**Extract provided**:
☆ ☆ ☆ ☆

He asks where Roderigo saw Desdemona and how he knew it was her, but
doesn't give him a chance to answer. Instead he complains that being a
father only means pain, and that no father should trust his daughter.
Then it occurs to him that his daughter is not really at fault, and asks
Roderigo, "Is there not charms / By which the property of youth and maidhood / May be abused?" (1.1.171-173).
"Charms" are magic spells, and "the property of youth and maidhood" is
the natural innocence and vulnerability of a girl. He thinks that
perhaps his daughter didn't betray him after all, that perhaps Othello
used magic on her. By the next scene this idea will have developed into
a certainty in Brabantio's mind, and he will accuse Othello of using
both magic and drugs on Desdemona. At present he is so desperate that
he even expresses the wish that Roderigo had had her. What he never
considers is the possibility that Desdemona could be happily in love
with a good man.
Brabantio sends out search parties and then asks Roderigo if he knows
where Desdemona and Othello might be. Roderigo replies that if
Brabantio will get together a party of armed men, he can probably lead
them to the place. Brabantio, a man of power and influence, is sure he
can do that, and so off they go to hunt down Othello. We're looking
forward to seeing who Othello really is. In this scene, he's been
portrayed as a pompous, oversexed, thieving alien, but the portrayal has
been created by his enemies -- a fool, a hypocrite, and a father who
thinks his daughter is his property.
Citations follow this format: (Act.Scene.Line). Line numbers correspond to the Norton edition.
Quote #1
IAGO Even now, now, very now, an old black ram Is tupping your white ewe. Arise, arise! Awake the snorting citizens with the bell, Or else the devil will make a grandsire of you. Arise, I say! (1.1.97-101)
Iago uses racist slurs when he wakens Brabantio with the
news that his daughter, Desdemona (a white Venetian), has eloped with
Othello (an older, black man). When Iago says an "old black ram"
(Othello) is "tupping" (sleeping with) Brabantio's "white ewe"
(Desdemona), he plays on Elizabethan notions that black men have an
animal-like, hyper-sexuality. This seems geared at manipulating
Brabantio's fears of miscegenation (when a couple "mixes races" through
marriage and/or sex).
History Snack: It's also important to note
that, although Othello is probably a Christian, Iago calls him "the
devil," playing on a sixteenth century idea that black men were evil and
that the devil often took the shape and form of a black man. Check out
what Reginald Scott had to say in his famous 1584 book, The Discovery of Witchcraft:
"Bodin alloweth the divell the shape of a black moore, and as he saith,
he used to appear to Mawd Cruse, Kate Darey, and Jon Harviller."

☆ ☆ ☆ ☆

**Information provided**:

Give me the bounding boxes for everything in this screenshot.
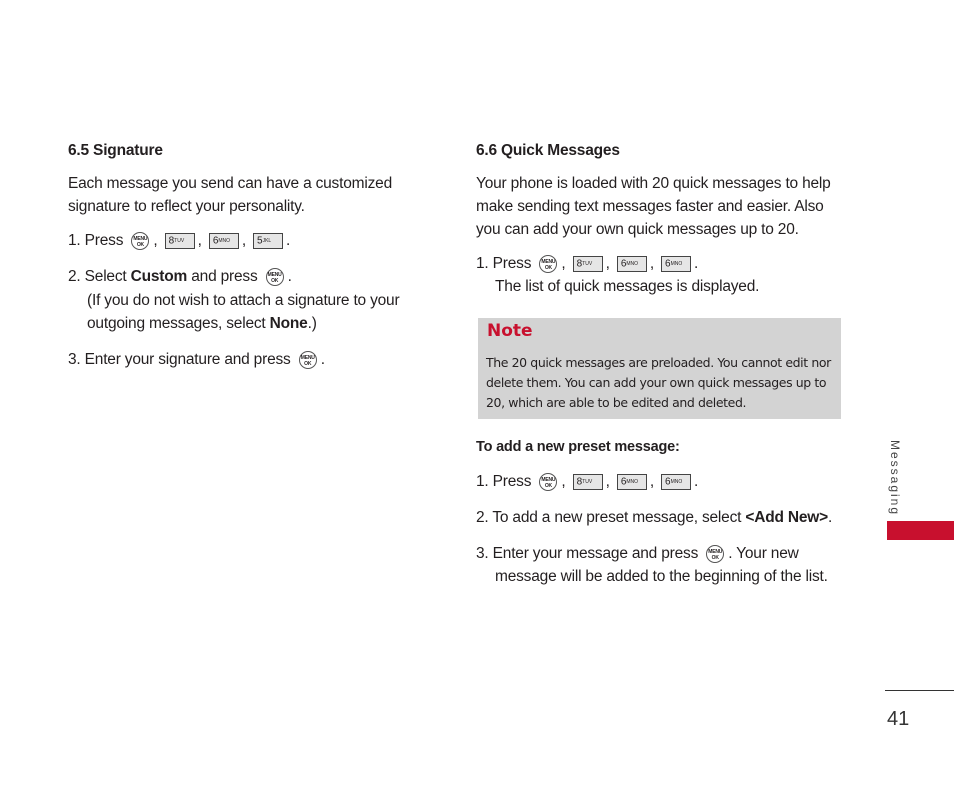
step-2: 2. To add a new preset message, select <… — [476, 509, 833, 526]
menu-ok-key-icon: MENU OK — [539, 254, 558, 273]
paragraph: (If you do not wish to attach a signatur… — [87, 292, 400, 309]
key-6-icon: 6MNO — [616, 255, 647, 272]
paragraph: The list of quick messages is displayed. — [495, 278, 760, 295]
key-6-icon: 6MNO — [208, 232, 239, 249]
paragraph: Your phone is loaded with 20 quick messa… — [476, 175, 831, 192]
manual-page: 6.5 Signature Each message you send can … — [0, 0, 954, 793]
key-8-icon: 8TUV — [572, 473, 603, 490]
step-1: 1. Press MENU OK, 8TUV, 6MNO, 6MNO. — [476, 472, 699, 491]
step-3: 3. Enter your message and press MENU OK. … — [476, 544, 799, 563]
key-5-icon: 5JKL — [253, 232, 284, 249]
key-8-icon: 8TUV — [572, 255, 603, 272]
key-6-icon: 6MNO — [661, 255, 692, 272]
paragraph: outgoing messages, select None.) — [87, 315, 317, 332]
paragraph: make sending text messages faster and ea… — [476, 198, 824, 215]
key-6-icon: 6MNO — [661, 473, 692, 490]
menu-ok-key-icon: MENU OK — [539, 472, 558, 491]
step-1: 1. Press MENU OK, 8TUV, 6MNO, 6MNO. — [476, 254, 699, 273]
key-6-icon: 6MNO — [616, 473, 647, 490]
note-box: Note The 20 quick messages are preloaded… — [478, 318, 841, 419]
note-title: Note — [487, 321, 533, 341]
menu-ok-key-icon: MENU OK — [131, 231, 150, 250]
menu-ok-key-icon: MENU OK — [298, 350, 317, 369]
paragraph: signature to reflect your personality. — [68, 198, 305, 215]
section-tab-marker — [887, 521, 954, 540]
step-2: 2. Select Custom and press MENU OK. — [68, 267, 292, 286]
menu-ok-key-icon: MENU OK — [265, 267, 284, 286]
page-number: 41 — [887, 708, 910, 730]
section-title-signature: 6.5 Signature — [68, 142, 163, 159]
key-8-icon: 8TUV — [164, 232, 195, 249]
subheading-add-preset: To add a new preset message: — [476, 439, 680, 455]
paragraph: Each message you send can have a customi… — [68, 175, 392, 192]
footer-divider — [885, 690, 954, 691]
section-side-label: Messaging — [888, 440, 902, 517]
note-body: The 20 quick messages are preloaded. You… — [486, 355, 831, 410]
section-title-quick-messages: 6.6 Quick Messages — [476, 142, 620, 159]
step-3: 3. Enter your signature and press MENU OK… — [68, 350, 325, 369]
menu-ok-key-icon: MENU OK — [706, 544, 725, 563]
paragraph: you can add your own quick messages up t… — [476, 221, 799, 238]
paragraph: message will be added to the beginning o… — [495, 568, 828, 585]
step-1: 1. Press MENU OK, 8TUV, 6MNO, 5JKL. — [68, 231, 291, 250]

☆ ☆ ☆ ☆

**Requirements**:
• 1. Name every character from the play Othello who is mentioned in the commentary on the opening scene.
• 2. Render this sentence from the Othello commentary in Spanish: "Brabantio sends out search parties and then asks Roderigo if he knows where Desdemona and Othello might be."
• 3. Extend the commentary on Othello, picking up after its final sentence.

**Outputs by task**:
• 1. Roderigo, Desdemona, Othello, Brabantio, Iago

• 2. Brabantio envía grupos de búsqueda y luego le pregunta a Roderigo si sabe dónde podrían estar Desdemona y Othello.

• 3.
(Later, it's no surprise that Brabantio will accuse Othello of using
black magic to woo Desdemona.)
Quote #2
BRABANTIO This is Venice. My house is not a grange. […] IAGO Because we come to do you service and you think we are ruffians, you'll have your daughter covered with a Barbary horse, you'll have your nephews neigh to you, you'll have coursers for cousins and jennets for germans. […] I am one, sir, that comes to tell you your daughter and the Moor are now making the beast with two backs. (1.1.119; 123-127; 129-131)
We've seen how Iago uses animal imagery in his racist
diatribe against Othello, which is grounded in the idea that black men
(and women) are inhuman. Here, Brabantio objects to Iago's
middle-of-the-night assertions that Desdemona has eloped by saying his
house isn't a "grange" (a farm or a farmhouse). Iago takes the
opportunity to pun on the term "grange," as he claims that Desdemona is
having sex with a "barbary horse" and, as a result, Brabantio will have
relatives that "neigh to him." Desdemona and Othello, he says, are
"making the beast with two backs" (in other words, humping,
like camels). This isn't the first time Iago has implied that Othello's
animal-like sexuality corrupts Desdemona. Compare this to 1.1.106-113
above.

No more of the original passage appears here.